___ SUPPLIED DATA

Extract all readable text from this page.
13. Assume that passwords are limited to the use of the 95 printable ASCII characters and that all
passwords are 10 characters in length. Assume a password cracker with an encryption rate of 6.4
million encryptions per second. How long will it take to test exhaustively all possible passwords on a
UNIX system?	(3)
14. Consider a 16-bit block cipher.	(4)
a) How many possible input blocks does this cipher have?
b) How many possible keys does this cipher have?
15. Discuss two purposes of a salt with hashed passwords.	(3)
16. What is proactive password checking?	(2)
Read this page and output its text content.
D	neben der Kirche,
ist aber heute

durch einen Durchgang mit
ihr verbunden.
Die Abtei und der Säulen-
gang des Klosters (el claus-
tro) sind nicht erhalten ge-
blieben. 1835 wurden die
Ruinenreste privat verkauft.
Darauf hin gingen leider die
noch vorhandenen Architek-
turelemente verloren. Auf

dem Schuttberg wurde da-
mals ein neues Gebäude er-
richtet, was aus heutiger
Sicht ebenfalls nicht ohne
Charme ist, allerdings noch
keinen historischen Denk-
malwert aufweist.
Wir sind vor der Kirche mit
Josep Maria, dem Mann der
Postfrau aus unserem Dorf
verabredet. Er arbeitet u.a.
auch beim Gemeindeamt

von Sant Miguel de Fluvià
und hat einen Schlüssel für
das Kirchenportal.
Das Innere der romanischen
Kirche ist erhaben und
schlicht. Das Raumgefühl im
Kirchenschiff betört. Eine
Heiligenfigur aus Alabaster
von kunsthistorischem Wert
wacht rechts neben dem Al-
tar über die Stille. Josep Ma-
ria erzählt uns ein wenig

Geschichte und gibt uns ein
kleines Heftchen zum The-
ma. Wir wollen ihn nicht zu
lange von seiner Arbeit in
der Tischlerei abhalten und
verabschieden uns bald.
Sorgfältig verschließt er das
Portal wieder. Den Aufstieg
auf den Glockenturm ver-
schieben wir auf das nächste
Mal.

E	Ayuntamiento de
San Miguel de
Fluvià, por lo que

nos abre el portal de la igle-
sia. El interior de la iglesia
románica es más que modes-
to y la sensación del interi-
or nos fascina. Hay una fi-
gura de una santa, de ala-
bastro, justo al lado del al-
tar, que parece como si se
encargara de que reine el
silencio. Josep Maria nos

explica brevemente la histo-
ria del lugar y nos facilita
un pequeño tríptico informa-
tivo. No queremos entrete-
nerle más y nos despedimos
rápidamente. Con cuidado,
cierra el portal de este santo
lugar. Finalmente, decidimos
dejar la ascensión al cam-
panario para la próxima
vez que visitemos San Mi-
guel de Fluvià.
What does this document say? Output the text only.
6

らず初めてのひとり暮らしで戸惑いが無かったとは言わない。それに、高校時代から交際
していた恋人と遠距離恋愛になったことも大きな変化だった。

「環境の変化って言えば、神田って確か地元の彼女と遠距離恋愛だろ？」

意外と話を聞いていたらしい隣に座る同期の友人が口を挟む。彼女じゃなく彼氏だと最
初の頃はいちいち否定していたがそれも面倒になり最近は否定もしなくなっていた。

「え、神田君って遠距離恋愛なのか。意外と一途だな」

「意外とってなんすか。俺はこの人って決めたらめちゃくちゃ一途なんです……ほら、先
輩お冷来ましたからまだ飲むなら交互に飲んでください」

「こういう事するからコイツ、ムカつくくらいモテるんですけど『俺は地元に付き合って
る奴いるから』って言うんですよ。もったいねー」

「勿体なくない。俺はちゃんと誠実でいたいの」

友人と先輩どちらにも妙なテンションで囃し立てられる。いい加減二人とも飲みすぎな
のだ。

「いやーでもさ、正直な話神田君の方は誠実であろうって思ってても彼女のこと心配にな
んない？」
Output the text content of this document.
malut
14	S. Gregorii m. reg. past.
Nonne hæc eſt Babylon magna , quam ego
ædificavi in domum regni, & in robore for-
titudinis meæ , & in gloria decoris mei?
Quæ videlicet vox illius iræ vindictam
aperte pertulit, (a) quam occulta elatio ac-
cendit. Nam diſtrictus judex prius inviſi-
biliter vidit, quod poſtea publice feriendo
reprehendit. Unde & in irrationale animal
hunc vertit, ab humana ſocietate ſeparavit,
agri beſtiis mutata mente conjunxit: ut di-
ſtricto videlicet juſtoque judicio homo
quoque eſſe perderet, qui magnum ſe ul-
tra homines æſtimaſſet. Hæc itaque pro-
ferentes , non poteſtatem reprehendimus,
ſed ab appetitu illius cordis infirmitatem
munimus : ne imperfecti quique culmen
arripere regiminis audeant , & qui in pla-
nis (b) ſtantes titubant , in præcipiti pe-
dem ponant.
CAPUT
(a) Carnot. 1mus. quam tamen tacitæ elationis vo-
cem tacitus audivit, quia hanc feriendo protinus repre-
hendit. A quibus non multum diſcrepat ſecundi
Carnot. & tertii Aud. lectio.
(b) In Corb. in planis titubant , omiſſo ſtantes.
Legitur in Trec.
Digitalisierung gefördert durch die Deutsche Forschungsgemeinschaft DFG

______

Set down all of the data above, word for word.

> _OUTPUT BELOW_
Extract all readable text from this page.
13. Assume that passwords are limited to the use of the 95 printable ASCII characters and that all
passwords are 10 characters in length. Assume a password cracker with an encryption rate of 6.4
million encryptions per second. How long will it take to test exhaustively all possible passwords on a
UNIX system?	(3)
14. Consider a 16-bit block cipher.	(4)
a) How many possible input blocks does this cipher have?
b) How many possible keys does this cipher have?
15. Discuss two purposes of a salt with hashed passwords.	(3)
16. What is proactive password checking?	(2)
Read this page and output its text content.
D	neben der Kirche,
ist aber heute

durch einen Durchgang mit
ihr verbunden.
Die Abtei und der Säulen-
gang des Klosters (el claus-
tro) sind nicht erhalten ge-
blieben. 1835 wurden die
Ruinenreste privat verkauft.
Darauf hin gingen leider die
noch vorhandenen Architek-
turelemente verloren. Auf

dem Schuttberg wurde da-
mals ein neues Gebäude er-
richtet, was aus heutiger
Sicht ebenfalls nicht ohne
Charme ist, allerdings noch
keinen historischen Denk-
malwert aufweist.
Wir sind vor der Kirche mit
Josep Maria, dem Mann der
Postfrau aus unserem Dorf
verabredet. Er arbeitet u.a.
auch beim Gemeindeamt

von Sant Miguel de Fluvià
und hat einen Schlüssel für
das Kirchenportal.
Das Innere der romanischen
Kirche ist erhaben und
schlicht. Das Raumgefühl im
Kirchenschiff betört. Eine
Heiligenfigur aus Alabaster
von kunsthistorischem Wert
wacht rechts neben dem Al-
tar über die Stille. Josep Ma-
ria erzählt uns ein wenig

Geschichte und gibt uns ein
kleines Heftchen zum The-
ma. Wir wollen ihn nicht zu
lange von seiner Arbeit in
der Tischlerei abhalten und
verabschieden uns bald.
Sorgfältig verschließt er das
Portal wieder. Den Aufstieg
auf den Glockenturm ver-
schieben wir auf das nächste
Mal.

E	Ayuntamiento de
San Miguel de
Fluvià, por lo que

nos abre el portal de la igle-
sia. El interior de la iglesia
románica es más que modes-
to y la sensación del interi-
or nos fascina. Hay una fi-
gura de una santa, de ala-
bastro, justo al lado del al-
tar, que parece como si se
encargara de que reine el
silencio. Josep Maria nos

explica brevemente la histo-
ria del lugar y nos facilita
un pequeño tríptico informa-
tivo. No queremos entrete-
nerle más y nos despedimos
rápidamente. Con cuidado,
cierra el portal de este santo
lugar. Finalmente, decidimos
dejar la ascensión al cam-
panario para la próxima
vez que visitemos San Mi-
guel de Fluvià.
What does this document say? Output the text only.
6

らず初めてのひとり暮らしで戸惑いが無かったとは言わない。それに、高校時代から交際
していた恋人と遠距離恋愛になったことも大きな変化だった。

「環境の変化って言えば、神田って確か地元の彼女と遠距離恋愛だろ？」

意外と話を聞いていたらしい隣に座る同期の友人が口を挟む。彼女じゃなく彼氏だと最
初の頃はいちいち否定していたがそれも面倒になり最近は否定もしなくなっていた。

「え、神田君って遠距離恋愛なのか。意外と一途だな」

「意外とってなんすか。俺はこの人って決めたらめちゃくちゃ一途なんです……ほら、先
輩お冷来ましたからまだ飲むなら交互に飲んでください」

「こういう事するからコイツ、ムカつくくらいモテるんですけど『俺は地元に付き合って
る奴いるから』って言うんですよ。もったいねー」

「勿体なくない。俺はちゃんと誠実でいたいの」

友人と先輩どちらにも妙なテンションで囃し立てられる。いい加減二人とも飲みすぎな
のだ。

「いやーでもさ、正直な話神田君の方は誠実であろうって思ってても彼女のこと心配にな
んない？」
Output the text content of this document.
malut
14	S. Gregorii m. reg. past.
Nonne hæc eſt Babylon magna , quam ego
ædificavi in domum regni, & in robore for-
titudinis meæ , & in gloria decoris mei?
Quæ videlicet vox illius iræ vindictam
aperte pertulit, (a) quam occulta elatio ac-
cendit. Nam diſtrictus judex prius inviſi-
biliter vidit, quod poſtea publice feriendo
reprehendit. Unde & in irrationale animal
hunc vertit, ab humana ſocietate ſeparavit,
agri beſtiis mutata mente conjunxit: ut di-
ſtricto videlicet juſtoque judicio homo
quoque eſſe perderet, qui magnum ſe ul-
tra homines æſtimaſſet. Hæc itaque pro-
ferentes , non poteſtatem reprehendimus,
ſed ab appetitu illius cordis infirmitatem
munimus : ne imperfecti quique culmen
arripere regiminis audeant , & qui in pla-
nis (b) ſtantes titubant , in præcipiti pe-
dem ponant.
CAPUT
(a) Carnot. 1mus. quam tamen tacitæ elationis vo-
cem tacitus audivit, quia hanc feriendo protinus repre-
hendit. A quibus non multum diſcrepat ſecundi
Carnot. & tertii Aud. lectio.
(b) In Corb. in planis titubant , omiſſo ſtantes.
Legitur in Trec.
Digitalisierung gefördert durch die Deutsche Forschungsgemeinschaft DFG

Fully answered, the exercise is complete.